Do you have any foods that make you swoon?  Maybe for you it’s chocolatey desserts or macaroni and cheese?  For me, it’s meatballs that have me in their spell.  Whether they’re stuffed or glazed, Swedish or Asian or on spaghetti with tomato sauce, they are utterly irresistible to me.  In fact, that’s why I don’t make them very often, because I end up eating waaaayyy too many! I’m constantly on the lookout for recipes that are both healthy and irresistibly delicious.  These turkey zucchini meatballs, from my new favorite cookbook author Yotam Ottolenghi, are made mostly from vegetables and herbs.  I’ve cooked them at least a dozen times since I got Jerusalem, Ottolenghi’s newest cookbook.


If you have the cookbook, you’ll notice that Ottolenghi calls them burgers. I call them meatballs. They don’t look quite like either one.  They’re small – two or three bites apiece.  They’re served with a lemony yogurt dip and no bun.  I like rolling them in an oblong shape because it makes them more like finger food that you can hold and dip.  In fact I often serve them as appetizers – had them out for the Superbowl.  For weeknight dinners, I add a green salad and rice or quinoa.

Considering they’re made of turkey and vegetables and no bread crumbs, it’s surprising how well they hold together and how nicely they brown up.  However, rolling them does require a little technique.  The mixture is pretty wet so you’re in for some serious frustration if you try to “roll” them like you do with other meatballs.  You have to toss them from hand to hand, giving them little squeezes to shape them – three or four tosses and squeezes per meatball.  Then drop the formed meatballs onto a plate.  Once the oil is hot, tip the plate towards the pan and use a spatula or a knife to gently slide them in.  They brown quickly and are then finished in the oven.

▶ [Provided records]
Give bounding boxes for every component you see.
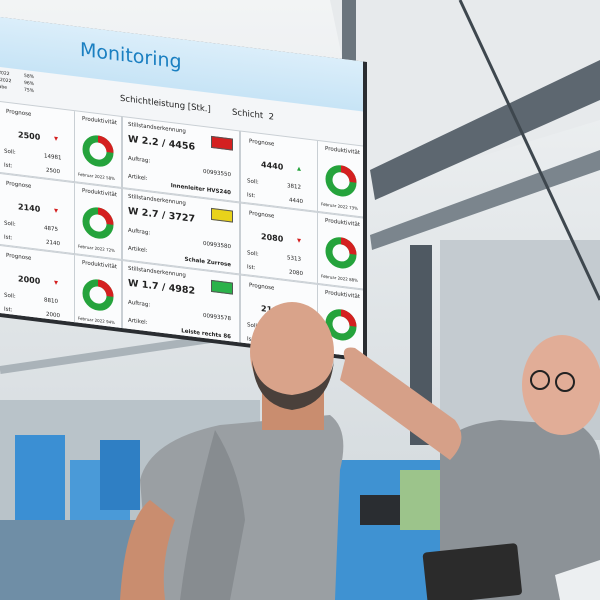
donut-segment [97, 207, 114, 225]
productivity-donut [325, 165, 357, 197]
hair [252, 360, 334, 410]
donut-segment [340, 237, 357, 255]
machine [100, 440, 140, 510]
donut-segment [340, 309, 357, 327]
beam [370, 60, 600, 200]
donut-segment [97, 135, 114, 153]
head-right-man [522, 335, 600, 435]
forecast-cell: Prognose 4440 Soll: 3812 Ist: 4440 Produktivit… [240, 130, 363, 218]
productivity-donut [82, 207, 114, 239]
donut-segment [340, 165, 357, 183]
productivity-donut [82, 135, 114, 167]
donut-segment [97, 279, 114, 297]
roof-panel [330, 0, 600, 190]
shirt-shadow [180, 430, 245, 600]
productivity-donut [82, 279, 114, 311]
bald-head [250, 302, 334, 402]
arm [120, 500, 175, 600]
forecast-cell: Prognose 216 Soll: Ist: Produktivität [240, 274, 363, 358]
forecast-cell: Prognose 2000 Soll: 8810 Ist: 2000 Produktivit… [0, 244, 122, 332]
forecast-cell: Prognose 2140 Soll: 4875 Ist: 2140 Produktivit… [0, 172, 122, 260]
tablet [422, 543, 522, 600]
productivity-donut [325, 309, 357, 341]
forecast-cell: Prognose 2080 Soll: 5313 Ist: 2080 Produktivit… [240, 202, 363, 290]
glasses [555, 372, 575, 392]
cable [458, 0, 600, 301]
raised-arm [340, 347, 462, 460]
productivity-donut [325, 237, 357, 269]
forecast-cell: Prognose 2500 Soll: 14981 Ist: 2500 Produktivi… [0, 100, 122, 188]
machine [400, 470, 445, 530]
paper [555, 560, 600, 600]
glasses [530, 370, 550, 390]
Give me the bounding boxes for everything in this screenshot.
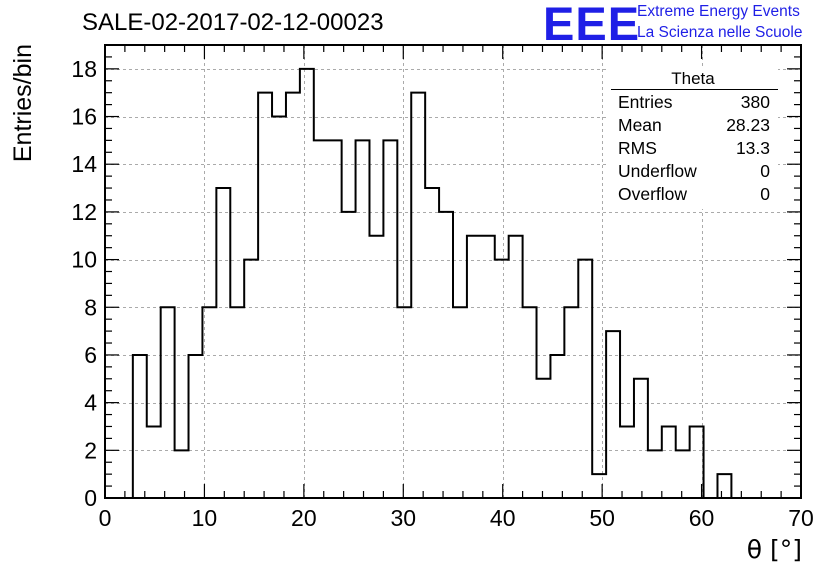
histogram-bin (356, 140, 370, 498)
stats-title: Theta (671, 69, 715, 88)
histogram-bin (230, 307, 244, 498)
stats-row: RMS 13.3 (618, 138, 770, 160)
histogram-bin (202, 307, 216, 498)
stats-label: Entries (618, 92, 673, 112)
histogram-bin (133, 355, 147, 498)
stats-value: 380 (740, 92, 770, 112)
eee-logo: EEE (543, 0, 641, 50)
x-tick-label: 20 (291, 505, 317, 531)
stats-label: Mean (618, 115, 662, 135)
histogram-bin (550, 355, 564, 498)
x-axis-label: θ [°] (747, 535, 802, 564)
stats-value: 28.23 (726, 115, 770, 135)
histogram-bin (509, 236, 523, 498)
y-tick-label: 12 (71, 199, 97, 225)
histogram-bin (300, 69, 314, 498)
stats-row: Underflow 0 (618, 161, 770, 183)
stats-label: Underflow (618, 161, 697, 181)
y-axis-label: Entries/bin (9, 44, 37, 162)
stats-row: Entries 380 (618, 92, 770, 114)
x-tick-label: 60 (689, 505, 715, 531)
stats-label: Overflow (618, 184, 688, 204)
stats-box: Theta Entries 380 Mean 28.23 RMS 13.3 Un… (608, 69, 778, 209)
histogram-bin (147, 426, 161, 498)
axis-ticks (104, 44, 802, 499)
histogram-bin (662, 426, 676, 498)
histogram-bin (592, 474, 606, 498)
histogram-bin (161, 307, 175, 498)
y-tick-label: 18 (71, 56, 97, 82)
histogram-bin (537, 379, 551, 498)
histogram-bin (314, 140, 328, 498)
histogram-bin (369, 236, 383, 498)
x-tick-label: 30 (390, 505, 416, 531)
histogram-bin (717, 474, 731, 498)
histogram-bin (495, 260, 509, 498)
histogram-bin (411, 93, 425, 498)
x-tick-label: 70 (788, 505, 814, 531)
stats-value: 13.3 (735, 138, 770, 158)
histogram-bin (634, 379, 648, 498)
y-tick-label: 8 (84, 294, 97, 320)
y-tick-label: 0 (84, 485, 97, 511)
histogram-bin (216, 188, 230, 498)
histogram-bin (523, 307, 537, 498)
histogram-bin (175, 450, 189, 498)
run-title: SALE-02-2017-02-12-00023 (82, 9, 384, 36)
y-tick-label: 14 (71, 151, 97, 177)
histogram-bin (690, 426, 704, 498)
histogram-bin (453, 307, 467, 498)
logo-caption-line2: La Scienza nelle Scuole (637, 24, 803, 41)
histogram-bin (620, 426, 634, 498)
histogram-bin (439, 212, 453, 498)
stats-value: 0 (760, 184, 770, 204)
histogram-bin (676, 450, 690, 498)
histogram-bin (425, 188, 439, 498)
histogram-bin (383, 140, 397, 498)
stats-label: RMS (618, 138, 657, 158)
histogram-bin (244, 260, 258, 498)
stats-row: Overflow 0 (618, 184, 770, 206)
histogram-bin (272, 117, 286, 498)
logo-caption-line1: Extreme Energy Events (637, 3, 800, 20)
x-tick-label: 40 (490, 505, 516, 531)
histogram-outline (118, 67, 733, 499)
y-tick-label: 6 (84, 342, 97, 368)
histogram-bin (648, 450, 662, 498)
histogram-bin (606, 331, 620, 498)
y-tick-label: 16 (71, 104, 97, 130)
stats-value: 0 (760, 161, 770, 181)
histogram-bin (258, 93, 272, 498)
stats-row: Mean 28.23 (618, 115, 770, 137)
histogram-bin (481, 236, 495, 498)
y-tick-label: 2 (84, 437, 97, 463)
histogram-bin (328, 140, 342, 498)
histogram-bin (397, 307, 411, 498)
histogram-bin (286, 93, 300, 498)
plot-frame (104, 44, 802, 499)
x-tick-label: 10 (192, 505, 218, 531)
histogram-bin (342, 212, 356, 498)
histogram-bin (578, 260, 592, 498)
x-tick-label: 50 (589, 505, 615, 531)
y-tick-label: 4 (84, 390, 97, 416)
histogram-bin (467, 236, 481, 498)
stats-divider (611, 89, 778, 90)
y-tick-label: 10 (71, 247, 97, 273)
x-tick-label: 0 (99, 505, 112, 531)
histogram-bin (189, 355, 203, 498)
histogram-bin (564, 307, 578, 498)
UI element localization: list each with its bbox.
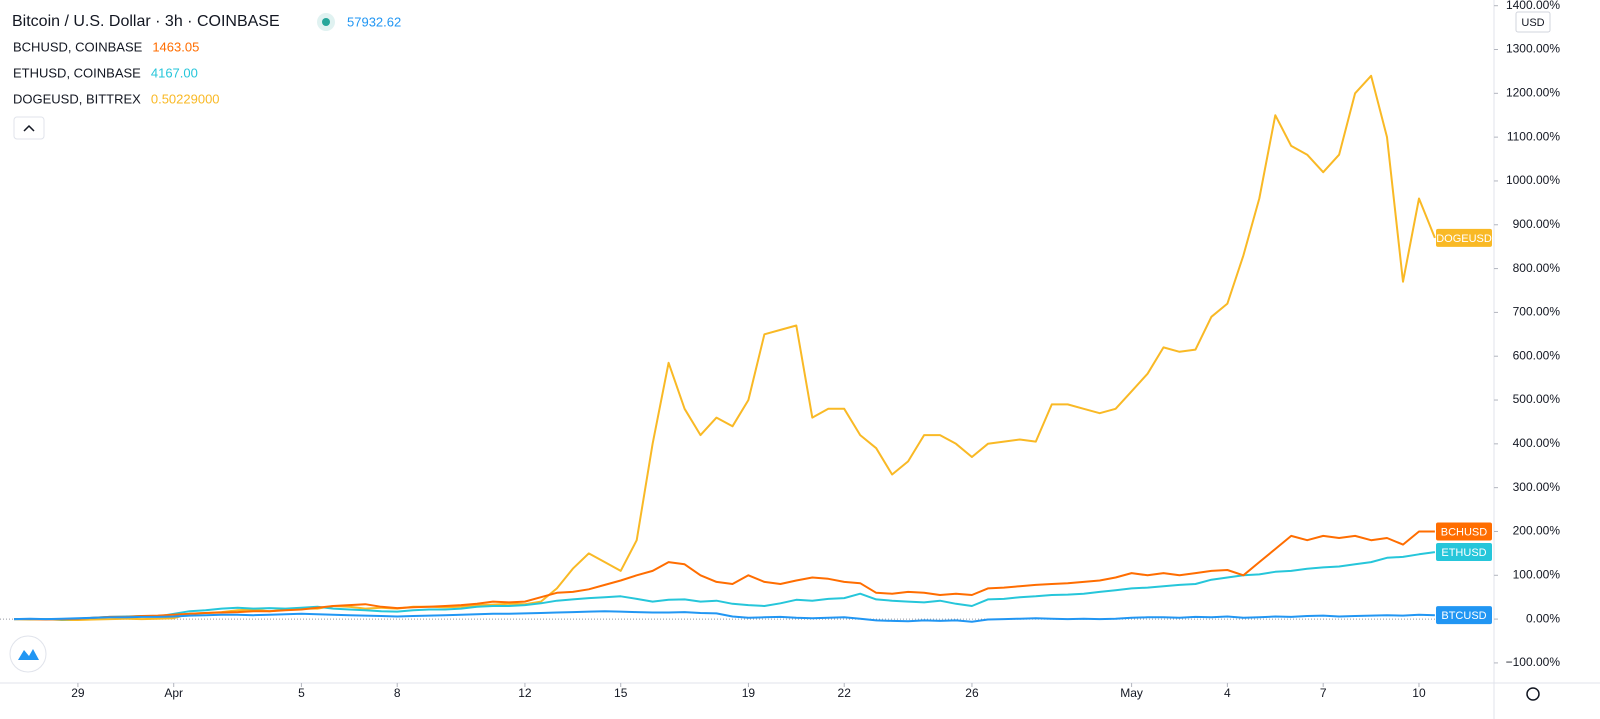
x-tick-label: 10 — [1412, 686, 1426, 700]
series-end-label: DOGEUSD — [1436, 233, 1492, 245]
x-tick-label: May — [1120, 686, 1143, 700]
plot-area — [0, 74, 1494, 623]
y-tick-label: 500.00% — [1513, 392, 1561, 406]
series-end-label: BTCUSD — [1441, 610, 1486, 622]
main-quote: 57932.62 — [347, 14, 401, 29]
legend-quote: 4167.00 — [151, 65, 198, 80]
x-tick-label: 19 — [742, 686, 756, 700]
legend-label: ETHUSD, COINBASE — [13, 65, 141, 80]
settings-icon[interactable] — [1526, 687, 1540, 701]
collapse-icon — [23, 124, 35, 132]
x-tick-label: 5 — [298, 686, 305, 700]
status-dot — [322, 18, 330, 26]
x-tick-label: 8 — [394, 686, 401, 700]
collapse-button[interactable] — [13, 116, 45, 140]
legend-label: BCHUSD, COINBASE — [13, 39, 143, 54]
currency-label: USD — [1521, 17, 1544, 29]
y-tick-label: 200.00% — [1513, 524, 1561, 538]
x-tick-label: 7 — [1320, 686, 1327, 700]
legend-quote: 1463.05 — [152, 39, 199, 54]
y-tick-label: 700.00% — [1513, 305, 1561, 319]
y-tick-label: 1100.00% — [1507, 129, 1560, 143]
y-tick-label: 1000.00% — [1506, 173, 1560, 187]
series-end-marker — [1436, 543, 1492, 562]
chart-title: Bitcoin / U.S. Dollar · 3h · COINBASE — [12, 13, 280, 30]
logo-icon — [18, 649, 39, 660]
y-tick-label: 800.00% — [1513, 261, 1561, 275]
y-tick-label: 1400.00% — [1506, 0, 1560, 12]
series-end-marker — [1436, 228, 1492, 247]
currency-box[interactable] — [1515, 11, 1551, 33]
y-tick-label: 400.00% — [1513, 436, 1561, 450]
x-tick-label: 26 — [965, 686, 979, 700]
logo-button[interactable] — [9, 635, 47, 673]
y-tick-label: 300.00% — [1513, 480, 1561, 494]
y-tick-label: 1200.00% — [1506, 85, 1560, 99]
y-tick-label: −100.00% — [1506, 655, 1561, 669]
x-tick-label: 15 — [614, 686, 628, 700]
legend-quote: 0.50229000 — [151, 91, 220, 106]
series-line — [13, 74, 1436, 621]
legend-label: DOGEUSD, BITTREX — [13, 91, 141, 106]
series-end-marker — [1436, 606, 1492, 625]
series-end-marker — [1436, 522, 1492, 541]
y-tick-label: 900.00% — [1513, 217, 1561, 231]
series-line — [14, 551, 1436, 621]
x-tick-label: 4 — [1224, 686, 1231, 700]
series-line — [13, 610, 1435, 623]
y-tick-label: 100.00% — [1513, 567, 1561, 581]
y-tick-label: 1300.00% — [1506, 42, 1560, 56]
x-tick-label: Apr — [164, 686, 183, 700]
series-end-label: ETHUSD — [1441, 547, 1486, 559]
y-tick-label: 600.00% — [1513, 348, 1561, 362]
x-tick-label: 29 — [71, 686, 85, 700]
series-end-label: BCHUSD — [1441, 526, 1488, 538]
y-tick-label: 0.00% — [1526, 611, 1560, 625]
series-line — [14, 530, 1435, 621]
x-tick-label: 12 — [518, 686, 532, 700]
x-tick-label: 22 — [838, 686, 852, 700]
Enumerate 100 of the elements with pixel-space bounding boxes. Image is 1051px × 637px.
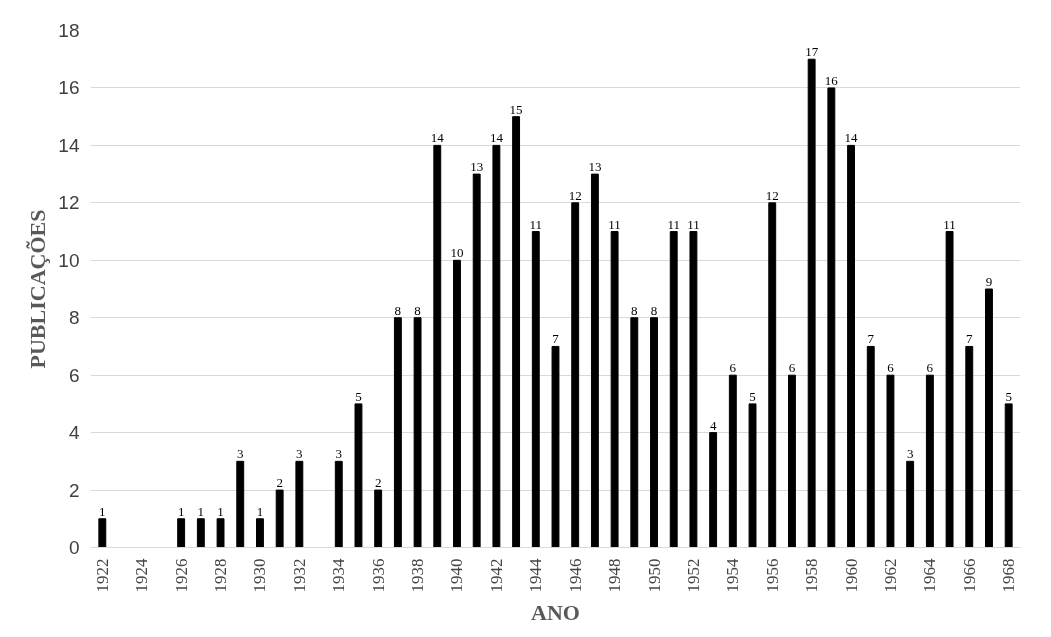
x-tick-label: 1952 bbox=[683, 558, 703, 593]
y-tick-label: 4 bbox=[68, 422, 80, 444]
y-tick-label: 16 bbox=[58, 77, 80, 99]
data-label: 3 bbox=[335, 446, 343, 462]
bar bbox=[925, 374, 934, 548]
bar bbox=[295, 460, 304, 548]
y-tick-label: 12 bbox=[58, 192, 80, 214]
x-tick-label: 1924 bbox=[132, 558, 152, 593]
data-label: 8 bbox=[414, 302, 421, 318]
bar bbox=[748, 403, 757, 548]
data-label: 12 bbox=[765, 187, 779, 203]
x-axis-title: ANO bbox=[531, 600, 580, 626]
bar bbox=[472, 173, 481, 548]
x-tick-label: 1926 bbox=[171, 558, 191, 593]
data-label: 3 bbox=[296, 446, 303, 462]
x-tick-label: 1922 bbox=[92, 558, 112, 593]
data-label: 1 bbox=[256, 503, 264, 519]
y-tick-label: 18 bbox=[58, 20, 80, 41]
data-label: 5 bbox=[1005, 388, 1012, 404]
data-label: 8 bbox=[631, 302, 638, 318]
x-tick-label: 1934 bbox=[329, 558, 349, 593]
x-tick-label: 1938 bbox=[408, 558, 428, 593]
x-tick-label: 1942 bbox=[486, 558, 506, 593]
bar bbox=[650, 317, 658, 548]
x-tick-label: 1930 bbox=[250, 558, 270, 593]
x-tick-label: 1964 bbox=[920, 558, 940, 593]
bar bbox=[433, 144, 442, 548]
data-label: 13 bbox=[588, 159, 602, 175]
bar bbox=[354, 403, 363, 548]
bar bbox=[945, 231, 954, 548]
bar bbox=[787, 374, 796, 548]
data-label: 8 bbox=[394, 302, 402, 318]
data-label: 11 bbox=[608, 216, 621, 232]
data-label: 7 bbox=[966, 331, 974, 347]
y-axis-title: PUBLICAÇÕES bbox=[25, 209, 51, 369]
data-label: 10 bbox=[450, 245, 464, 261]
bar bbox=[768, 202, 777, 548]
bar bbox=[236, 460, 245, 548]
data-label: 4 bbox=[709, 417, 717, 433]
bar bbox=[965, 345, 974, 548]
bar bbox=[689, 231, 698, 548]
data-label: 8 bbox=[650, 302, 658, 318]
bar bbox=[807, 58, 816, 548]
data-label: 14 bbox=[489, 130, 504, 146]
bar bbox=[551, 345, 560, 548]
y-tick-label: 8 bbox=[68, 307, 80, 329]
bar bbox=[866, 345, 875, 548]
x-tick-label: 1954 bbox=[723, 558, 743, 593]
data-label: 1 bbox=[177, 503, 185, 519]
x-tick-label: 1958 bbox=[802, 558, 822, 593]
x-tick-label: 1946 bbox=[565, 558, 585, 593]
data-label: 11 bbox=[943, 216, 956, 232]
x-tick-label: 1968 bbox=[999, 558, 1019, 593]
data-label: 11 bbox=[667, 216, 680, 232]
data-label: 17 bbox=[805, 44, 819, 60]
bar bbox=[906, 460, 915, 548]
bar bbox=[985, 288, 993, 548]
bar bbox=[512, 116, 521, 548]
bar bbox=[413, 317, 422, 548]
bar bbox=[256, 518, 264, 548]
data-label: 6 bbox=[729, 360, 737, 376]
bar bbox=[728, 374, 737, 548]
data-label: 11 bbox=[687, 216, 700, 232]
x-tick-label: 1944 bbox=[526, 558, 546, 593]
data-label: 2 bbox=[276, 475, 283, 491]
bar bbox=[847, 144, 855, 548]
data-label: 6 bbox=[788, 360, 796, 376]
data-label: 5 bbox=[749, 388, 756, 404]
data-label: 11 bbox=[529, 216, 543, 232]
x-tick-label: 1936 bbox=[368, 558, 388, 593]
data-label: 5 bbox=[355, 388, 362, 404]
bar bbox=[216, 518, 225, 548]
data-label: 9 bbox=[985, 274, 993, 289]
data-label: 7 bbox=[552, 331, 560, 347]
data-label: 6 bbox=[887, 360, 895, 376]
data-label: 7 bbox=[867, 331, 875, 347]
bar bbox=[177, 518, 186, 548]
data-label: 13 bbox=[470, 159, 484, 175]
y-tick-label: 14 bbox=[58, 134, 80, 156]
data-label: 14 bbox=[430, 130, 445, 146]
bar bbox=[334, 460, 343, 548]
x-tick-label: 1950 bbox=[644, 558, 664, 593]
data-label: 15 bbox=[509, 101, 523, 117]
bar bbox=[196, 518, 205, 548]
data-label: 1 bbox=[99, 503, 106, 519]
y-tick-label: 6 bbox=[68, 364, 80, 386]
bar bbox=[374, 489, 383, 548]
bar bbox=[630, 317, 639, 548]
bar bbox=[1004, 403, 1013, 548]
bar bbox=[886, 374, 895, 548]
y-tick-label: 2 bbox=[68, 479, 80, 501]
x-tick-label: 1948 bbox=[605, 558, 625, 593]
bar bbox=[610, 231, 619, 548]
bar bbox=[98, 518, 107, 548]
bar bbox=[669, 231, 678, 548]
x-tick-label: 1960 bbox=[841, 558, 861, 593]
bar bbox=[590, 173, 599, 548]
bar bbox=[827, 87, 836, 548]
data-label: 3 bbox=[906, 446, 914, 462]
data-label: 14 bbox=[844, 130, 859, 146]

▶ [Stated problem A] In the turkey zucchini meatball text, what does Ottolenghi call these in his cookbook?
▶ [Stated problem B] Pick up the turkey zucchini meatball text right after its final sentence and carry it on for a paragraph or two.

▶ [Exercise response A] Burgers.

▶ [Exercise response B]
The dip features sumac, a beautiful deep red spice with a lemony flavor that’s very popular in Middle Eastern cooking.


When you pass by the fridge looking for a quick tasty snack, these are hard to resist.  They even taste good cold.



Turkey Zucchini Meatballs with Lemony Yogurt Sauce
Recipe type: Appetizer or Main Course
Cuisine: Israeli
Prep time:
Cook time:
Total time:
Serves: 6-8
Healthy, delicious turkey meatballs from chef Yotam Ottolenghi
  • Yogurt Sauce
  • ½ cup sour cream *
  • ⅔ cup lowfat plain Greek Yogurt
  • 1 tablespoon lemon juice
  • 1 small garlic clove, pressed or finely minced
  • 1½ tablespoons olive oil
  • 1 tablespoon sumac
  • ½ teaspoon salt
  • ¼ teaspoon fresh ground black pepper
  • Meatballs
  • 1 pound ground turkey (white or dark meat)
  • 1 large egg
  • 1 large zucchini, grated
  • 6 scallions, sliced thin
  • 2 tablespoons chopped mint leaves
  • 2 tablespoons chopped cilantro leaves
  • 2 large cloves garlic, pressed or finely minced
  • 1 teaspoon ground cumin
  • 1 teaspoon salt
  • ½ teaspoon cayenne pepper
  • ½ teaspoon fresh ground black pepper
  • Vegetable oil for sautéing
  • * For a lower fat sauce you can swap out the sour cream for low fat yogurt. The taste is a bit more tart but still delicious.
  1. Make the Sauce Combine all ingredients. Set aside or refrigerate for up to 3 days, until needed.
  2. Meatballs Preheat oven to 425F. Line a baking sheet with parchment paper. In a large bowl combine turkey, zucchini, scallions, egg, mint, cilantro, garlic and spices. Using your hands, shape the meatballs (about 2½ tablespoons per ball) by gently squeezing them and tossing them from hand to hand. Set formed meatballs on a large plate. (makes about 18)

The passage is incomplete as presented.